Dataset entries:
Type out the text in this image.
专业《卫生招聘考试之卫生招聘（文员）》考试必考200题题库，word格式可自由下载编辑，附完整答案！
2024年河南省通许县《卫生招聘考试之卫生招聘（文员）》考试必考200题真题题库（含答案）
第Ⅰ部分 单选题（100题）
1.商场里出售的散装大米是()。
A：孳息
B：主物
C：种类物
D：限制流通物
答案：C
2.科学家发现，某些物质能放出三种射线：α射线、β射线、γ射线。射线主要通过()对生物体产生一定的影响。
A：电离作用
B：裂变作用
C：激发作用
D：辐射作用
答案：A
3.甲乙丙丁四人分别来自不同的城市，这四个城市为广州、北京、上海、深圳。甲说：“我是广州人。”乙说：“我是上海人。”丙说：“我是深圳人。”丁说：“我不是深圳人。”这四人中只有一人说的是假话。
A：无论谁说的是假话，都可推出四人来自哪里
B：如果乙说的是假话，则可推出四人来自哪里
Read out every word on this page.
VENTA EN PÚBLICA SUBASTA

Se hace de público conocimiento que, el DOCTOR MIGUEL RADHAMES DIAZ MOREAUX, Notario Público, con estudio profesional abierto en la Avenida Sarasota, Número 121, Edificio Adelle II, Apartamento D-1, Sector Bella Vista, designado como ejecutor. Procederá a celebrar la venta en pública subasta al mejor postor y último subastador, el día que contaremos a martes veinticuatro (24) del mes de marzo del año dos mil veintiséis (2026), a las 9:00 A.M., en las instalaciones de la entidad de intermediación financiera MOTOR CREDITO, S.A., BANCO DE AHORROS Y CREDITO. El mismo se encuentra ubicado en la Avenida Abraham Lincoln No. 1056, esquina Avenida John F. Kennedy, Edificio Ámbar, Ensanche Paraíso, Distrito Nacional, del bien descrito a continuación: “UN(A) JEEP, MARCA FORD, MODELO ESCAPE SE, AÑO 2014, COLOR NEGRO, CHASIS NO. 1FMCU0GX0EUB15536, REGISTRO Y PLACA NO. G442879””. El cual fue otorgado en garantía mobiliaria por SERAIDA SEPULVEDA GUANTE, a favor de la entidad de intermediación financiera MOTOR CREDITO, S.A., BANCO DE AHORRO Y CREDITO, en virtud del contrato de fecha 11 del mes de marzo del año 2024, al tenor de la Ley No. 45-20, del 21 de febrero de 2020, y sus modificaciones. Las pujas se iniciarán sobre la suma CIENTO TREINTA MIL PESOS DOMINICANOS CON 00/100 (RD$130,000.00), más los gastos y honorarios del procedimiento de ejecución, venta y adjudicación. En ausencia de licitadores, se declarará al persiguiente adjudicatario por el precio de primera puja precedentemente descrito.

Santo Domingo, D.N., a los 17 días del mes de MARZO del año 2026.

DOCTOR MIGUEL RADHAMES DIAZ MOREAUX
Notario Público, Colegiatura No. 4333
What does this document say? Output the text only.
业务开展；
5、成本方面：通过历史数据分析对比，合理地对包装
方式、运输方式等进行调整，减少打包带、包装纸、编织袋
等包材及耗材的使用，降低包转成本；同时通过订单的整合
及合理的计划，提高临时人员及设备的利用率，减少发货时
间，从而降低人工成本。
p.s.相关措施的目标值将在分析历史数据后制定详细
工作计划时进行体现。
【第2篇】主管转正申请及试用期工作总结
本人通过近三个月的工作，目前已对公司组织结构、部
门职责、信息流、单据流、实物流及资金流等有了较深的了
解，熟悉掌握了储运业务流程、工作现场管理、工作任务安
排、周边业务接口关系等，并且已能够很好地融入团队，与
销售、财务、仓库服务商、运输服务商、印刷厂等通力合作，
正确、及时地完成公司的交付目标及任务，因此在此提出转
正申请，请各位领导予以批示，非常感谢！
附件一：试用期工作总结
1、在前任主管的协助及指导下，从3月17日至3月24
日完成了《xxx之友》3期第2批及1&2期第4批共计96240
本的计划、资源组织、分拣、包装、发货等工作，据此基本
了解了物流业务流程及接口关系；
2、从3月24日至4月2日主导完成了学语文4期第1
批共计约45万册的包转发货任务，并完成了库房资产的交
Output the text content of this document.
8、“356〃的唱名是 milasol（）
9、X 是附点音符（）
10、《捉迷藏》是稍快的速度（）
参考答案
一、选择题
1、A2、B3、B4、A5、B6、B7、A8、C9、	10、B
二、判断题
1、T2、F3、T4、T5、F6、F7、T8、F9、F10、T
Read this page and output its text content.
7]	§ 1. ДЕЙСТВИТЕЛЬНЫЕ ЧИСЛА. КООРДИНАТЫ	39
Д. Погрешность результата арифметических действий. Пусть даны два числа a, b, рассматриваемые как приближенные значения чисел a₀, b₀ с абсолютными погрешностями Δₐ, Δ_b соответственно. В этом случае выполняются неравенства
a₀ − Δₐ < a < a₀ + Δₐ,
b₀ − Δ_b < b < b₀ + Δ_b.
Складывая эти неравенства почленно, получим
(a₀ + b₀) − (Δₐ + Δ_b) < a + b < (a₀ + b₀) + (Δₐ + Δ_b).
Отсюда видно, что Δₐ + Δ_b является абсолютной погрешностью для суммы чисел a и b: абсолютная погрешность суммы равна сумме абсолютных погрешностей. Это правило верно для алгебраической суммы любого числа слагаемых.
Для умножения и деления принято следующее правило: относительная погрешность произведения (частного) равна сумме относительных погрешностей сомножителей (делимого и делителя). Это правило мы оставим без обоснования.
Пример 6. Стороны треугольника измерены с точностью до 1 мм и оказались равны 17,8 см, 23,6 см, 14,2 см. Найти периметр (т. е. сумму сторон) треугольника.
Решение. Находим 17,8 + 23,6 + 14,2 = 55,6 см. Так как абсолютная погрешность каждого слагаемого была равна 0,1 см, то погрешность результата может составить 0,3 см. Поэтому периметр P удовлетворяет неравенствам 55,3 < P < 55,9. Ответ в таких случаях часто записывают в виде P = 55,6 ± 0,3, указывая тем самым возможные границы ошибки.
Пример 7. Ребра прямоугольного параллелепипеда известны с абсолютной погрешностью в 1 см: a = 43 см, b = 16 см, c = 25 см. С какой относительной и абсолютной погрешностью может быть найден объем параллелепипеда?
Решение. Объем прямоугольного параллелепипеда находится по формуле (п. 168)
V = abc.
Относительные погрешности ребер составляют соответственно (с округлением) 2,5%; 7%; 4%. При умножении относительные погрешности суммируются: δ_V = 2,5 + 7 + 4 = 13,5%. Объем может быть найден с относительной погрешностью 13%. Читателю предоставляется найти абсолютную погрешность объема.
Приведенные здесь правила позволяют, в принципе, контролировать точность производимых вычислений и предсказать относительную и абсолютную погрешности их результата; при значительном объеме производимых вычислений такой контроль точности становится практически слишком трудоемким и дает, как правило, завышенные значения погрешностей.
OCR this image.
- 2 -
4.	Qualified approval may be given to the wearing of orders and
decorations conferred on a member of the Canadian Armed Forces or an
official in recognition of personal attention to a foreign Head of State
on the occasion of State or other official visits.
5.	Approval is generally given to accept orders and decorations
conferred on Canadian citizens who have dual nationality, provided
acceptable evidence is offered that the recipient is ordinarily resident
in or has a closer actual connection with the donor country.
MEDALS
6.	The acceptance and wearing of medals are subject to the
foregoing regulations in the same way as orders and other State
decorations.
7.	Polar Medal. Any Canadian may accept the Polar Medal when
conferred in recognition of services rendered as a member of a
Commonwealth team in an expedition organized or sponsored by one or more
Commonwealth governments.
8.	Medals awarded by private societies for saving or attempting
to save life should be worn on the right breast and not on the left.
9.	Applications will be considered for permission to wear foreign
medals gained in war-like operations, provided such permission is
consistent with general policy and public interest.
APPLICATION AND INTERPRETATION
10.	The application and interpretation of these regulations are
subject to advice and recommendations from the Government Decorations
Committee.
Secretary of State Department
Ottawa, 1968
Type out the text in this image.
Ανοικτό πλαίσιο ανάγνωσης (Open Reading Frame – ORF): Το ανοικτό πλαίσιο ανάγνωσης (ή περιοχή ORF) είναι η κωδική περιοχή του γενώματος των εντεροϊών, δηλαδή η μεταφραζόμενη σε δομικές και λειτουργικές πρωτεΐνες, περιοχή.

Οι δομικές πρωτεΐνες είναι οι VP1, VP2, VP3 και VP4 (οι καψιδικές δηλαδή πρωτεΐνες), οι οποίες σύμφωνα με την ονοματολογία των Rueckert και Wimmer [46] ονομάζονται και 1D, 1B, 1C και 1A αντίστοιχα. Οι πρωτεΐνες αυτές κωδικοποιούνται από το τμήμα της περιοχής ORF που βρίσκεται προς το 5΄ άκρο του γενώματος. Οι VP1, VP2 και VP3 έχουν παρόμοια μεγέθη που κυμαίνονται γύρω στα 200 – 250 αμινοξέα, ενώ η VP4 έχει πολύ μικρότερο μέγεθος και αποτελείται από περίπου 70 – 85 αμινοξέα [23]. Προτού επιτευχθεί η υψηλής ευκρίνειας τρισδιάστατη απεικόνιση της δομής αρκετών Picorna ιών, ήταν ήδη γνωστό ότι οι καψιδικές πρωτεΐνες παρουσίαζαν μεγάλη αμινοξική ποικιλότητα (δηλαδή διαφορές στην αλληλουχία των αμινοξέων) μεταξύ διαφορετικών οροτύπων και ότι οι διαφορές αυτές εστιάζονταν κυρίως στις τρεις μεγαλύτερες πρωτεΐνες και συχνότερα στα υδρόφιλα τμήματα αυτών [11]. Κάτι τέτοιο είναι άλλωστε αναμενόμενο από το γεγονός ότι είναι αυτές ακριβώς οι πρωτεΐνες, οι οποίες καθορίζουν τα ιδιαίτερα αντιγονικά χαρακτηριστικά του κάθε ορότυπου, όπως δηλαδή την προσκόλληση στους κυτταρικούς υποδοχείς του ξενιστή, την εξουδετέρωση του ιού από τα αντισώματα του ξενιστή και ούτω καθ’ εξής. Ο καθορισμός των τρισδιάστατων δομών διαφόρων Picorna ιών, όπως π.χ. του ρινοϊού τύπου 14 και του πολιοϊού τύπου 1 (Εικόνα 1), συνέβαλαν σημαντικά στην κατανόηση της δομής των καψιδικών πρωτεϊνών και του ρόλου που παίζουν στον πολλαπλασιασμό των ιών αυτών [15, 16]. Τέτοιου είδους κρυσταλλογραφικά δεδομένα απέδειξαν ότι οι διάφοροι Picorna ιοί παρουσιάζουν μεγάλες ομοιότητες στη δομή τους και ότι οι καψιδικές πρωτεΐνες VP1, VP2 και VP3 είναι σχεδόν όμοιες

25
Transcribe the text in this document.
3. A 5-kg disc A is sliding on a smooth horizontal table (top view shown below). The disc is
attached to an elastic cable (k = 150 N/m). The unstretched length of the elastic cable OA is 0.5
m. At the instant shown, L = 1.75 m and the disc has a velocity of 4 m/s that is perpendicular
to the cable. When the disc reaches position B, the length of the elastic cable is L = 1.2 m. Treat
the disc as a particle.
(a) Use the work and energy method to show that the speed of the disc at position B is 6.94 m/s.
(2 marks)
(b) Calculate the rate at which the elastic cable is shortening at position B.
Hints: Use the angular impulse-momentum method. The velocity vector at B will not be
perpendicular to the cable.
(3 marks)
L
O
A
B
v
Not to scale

→ PROBLEM TO WORK ON
Identify the lines that contain the string "cable", and copy every one of them.

→ COMPLETE RESPONSE
attached to an elastic cable (k = 150 N/m). The unstretched length of the elastic cable OA is 0.5
to the cable. When the disc reaches position B, the length of the elastic cable is L = 1.2 m. Treat
(b) Calculate the rate at which the elastic cable is shortening at position B.
perpendicular to the cable.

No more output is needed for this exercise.